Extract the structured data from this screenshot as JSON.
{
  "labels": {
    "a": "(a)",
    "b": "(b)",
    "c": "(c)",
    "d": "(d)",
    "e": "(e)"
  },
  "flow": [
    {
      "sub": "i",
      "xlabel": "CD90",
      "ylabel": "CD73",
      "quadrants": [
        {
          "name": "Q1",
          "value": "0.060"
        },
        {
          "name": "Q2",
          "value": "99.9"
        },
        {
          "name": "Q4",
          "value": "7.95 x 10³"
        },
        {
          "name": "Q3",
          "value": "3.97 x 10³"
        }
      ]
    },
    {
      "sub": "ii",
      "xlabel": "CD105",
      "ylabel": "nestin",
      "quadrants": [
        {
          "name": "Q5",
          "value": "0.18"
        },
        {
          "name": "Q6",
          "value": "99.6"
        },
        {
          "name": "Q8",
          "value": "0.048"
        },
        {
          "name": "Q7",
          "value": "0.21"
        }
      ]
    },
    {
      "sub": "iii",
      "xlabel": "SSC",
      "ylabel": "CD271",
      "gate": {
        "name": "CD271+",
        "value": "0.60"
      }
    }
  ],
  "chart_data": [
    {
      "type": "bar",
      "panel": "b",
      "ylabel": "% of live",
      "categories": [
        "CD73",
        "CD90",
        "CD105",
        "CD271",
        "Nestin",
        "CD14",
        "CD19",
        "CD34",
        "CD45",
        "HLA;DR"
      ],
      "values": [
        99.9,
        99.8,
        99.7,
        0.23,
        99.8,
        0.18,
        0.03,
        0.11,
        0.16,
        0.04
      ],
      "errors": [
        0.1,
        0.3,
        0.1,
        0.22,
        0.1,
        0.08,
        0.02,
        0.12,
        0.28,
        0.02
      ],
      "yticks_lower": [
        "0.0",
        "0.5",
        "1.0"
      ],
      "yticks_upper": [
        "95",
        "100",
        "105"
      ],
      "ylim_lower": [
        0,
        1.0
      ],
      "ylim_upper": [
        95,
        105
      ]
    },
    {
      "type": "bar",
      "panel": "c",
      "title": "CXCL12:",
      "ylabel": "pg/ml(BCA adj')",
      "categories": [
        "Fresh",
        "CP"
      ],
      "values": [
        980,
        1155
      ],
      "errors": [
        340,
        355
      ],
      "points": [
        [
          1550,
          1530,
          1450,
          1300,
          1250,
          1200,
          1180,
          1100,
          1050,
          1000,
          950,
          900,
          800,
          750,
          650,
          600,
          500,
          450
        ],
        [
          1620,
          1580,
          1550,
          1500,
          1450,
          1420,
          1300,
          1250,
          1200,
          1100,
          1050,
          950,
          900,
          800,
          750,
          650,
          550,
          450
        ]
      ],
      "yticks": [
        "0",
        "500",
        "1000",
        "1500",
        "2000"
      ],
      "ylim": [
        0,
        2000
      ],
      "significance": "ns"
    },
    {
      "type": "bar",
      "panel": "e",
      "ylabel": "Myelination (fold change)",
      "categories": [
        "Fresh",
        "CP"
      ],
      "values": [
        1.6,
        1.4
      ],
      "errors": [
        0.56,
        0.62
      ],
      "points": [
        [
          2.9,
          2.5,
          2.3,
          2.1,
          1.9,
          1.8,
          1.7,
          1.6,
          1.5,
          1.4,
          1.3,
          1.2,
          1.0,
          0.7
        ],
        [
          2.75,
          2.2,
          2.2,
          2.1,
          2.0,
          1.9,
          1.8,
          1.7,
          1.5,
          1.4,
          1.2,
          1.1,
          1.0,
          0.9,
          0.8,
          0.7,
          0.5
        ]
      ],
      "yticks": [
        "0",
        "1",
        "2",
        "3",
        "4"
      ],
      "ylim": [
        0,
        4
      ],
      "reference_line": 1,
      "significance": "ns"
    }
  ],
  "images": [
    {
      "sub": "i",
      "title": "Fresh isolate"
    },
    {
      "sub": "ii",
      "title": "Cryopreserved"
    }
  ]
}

§

● GIVEN REQUEST: Write out every entry word for word.

● CORRECT ANSWER:
Extract the structured data from this screenshot as JSON.
{
  "labels": {
    "a": "(a)",
    "b": "(b)",
    "c": "(c)",
    "d": "(d)",
    "e": "(e)"
  },
  "flow": [
    {
      "sub": "i",
      "xlabel": "CD90",
      "ylabel": "CD73",
      "quadrants": [
        {
          "name": "Q1",
          "value": "0.060"
        },
        {
          "name": "Q2",
          "value": "99.9"
        },
        {
          "name": "Q4",
          "value": "7.95 x 10³"
        },
        {
          "name": "Q3",
          "value": "3.97 x 10³"
        }
      ]
    },
    {
      "sub": "ii",
      "xlabel": "CD105",
      "ylabel": "nestin",
      "quadrants": [
        {
          "name": "Q5",
          "value": "0.18"
        },
        {
          "name": "Q6",
          "value": "99.6"
        },
        {
          "name": "Q8",
          "value": "0.048"
        },
        {
          "name": "Q7",
          "value": "0.21"
        }
      ]
    },
    {
      "sub": "iii",
      "xlabel": "SSC",
      "ylabel": "CD271",
      "gate": {
        "name": "CD271+",
        "value": "0.60"
      }
    }
  ],
  "chart_data": [
    {
      "type": "bar",
      "panel": "b",
      "ylabel": "% of live",
      "categories": [
        "CD73",
        "CD90",
        "CD105",
        "CD271",
        "Nestin",
        "CD14",
        "CD19",
        "CD34",
        "CD45",
        "HLA;DR"
      ],
      "values": [
        99.9,
        99.8,
        99.7,
        0.23,
        99.8,
        0.18,
        0.03,
        0.11,
        0.16,
        0.04
      ],
      "errors": [
        0.1,
        0.3,
        0.1,
        0.22,
        0.1,
        0.08,
        0.02,
        0.12,
        0.28,
        0.02
      ],
      "yticks_lower": [
        "0.0",
        "0.5",
        "1.0"
      ],
      "yticks_upper": [
        "95",
        "100",
        "105"
      ],
      "ylim_lower": [
        0,
        1.0
      ],
      "ylim_upper": [
        95,
        105
      ]
    },
    {
      "type": "bar",
      "panel": "c",
      "title": "CXCL12:",
      "ylabel": "pg/ml(BCA adj')",
      "categories": [
        "Fresh",
        "CP"
      ],
      "values": [
        980,
        1155
      ],
      "errors": [
        340,
        355
      ],
      "points": [
        [
          1550,
          1530,
          1450,
          1300,
          1250,
          1200,
          1180,
          1100,
          1050,
          1000,
          950,
          900,
          800,
          750,
          650,
          600,
          500,
          450
        ],
        [
          1620,
          1580,
          1550,
          1500,
          1450,
          1420,
          1300,
          1250,
          1200,
          1100,
          1050,
          950,
          900,
          800,
          750,
          650,
          550,
          450
        ]
      ],
      "yticks": [
        "0",
        "500",
        "1000",
        "1500",
        "2000"
      ],
      "ylim": [
        0,
        2000
      ],
      "significance": "ns"
    },
    {
      "type": "bar",
      "panel": "e",
      "ylabel": "Myelination (fold change)",
      "categories": [
        "Fresh",
        "CP"
      ],
      "values": [
        1.6,
        1.4
      ],
      "errors": [
        0.56,
        0.62
      ],
      "points": [
        [
          2.9,
          2.5,
          2.3,
          2.1,
          1.9,
          1.8,
          1.7,
          1.6,
          1.5,
          1.4,
          1.3,
          1.2,
          1.0,
          0.7
        ],
        [
          2.75,
          2.2,
          2.2,
          2.1,
          2.0,
          1.9,
          1.8,
          1.7,
          1.5,
          1.4,
          1.2,
          1.1,
          1.0,
          0.9,
          0.8,
          0.7,
          0.5
        ]
      ],
      "yticks": [
        "0",
        "1",
        "2",
        "3",
        "4"
      ],
      "ylim": [
        0,
        4
      ],
      "reference_line": 1,
      "significance": "ns"
    }
  ],
  "images": [
    {
      "sub": "i",
      "title": "Fresh isolate"
    },
    {
      "sub": "ii",
      "title": "Cryopreserved"
    }
  ]
}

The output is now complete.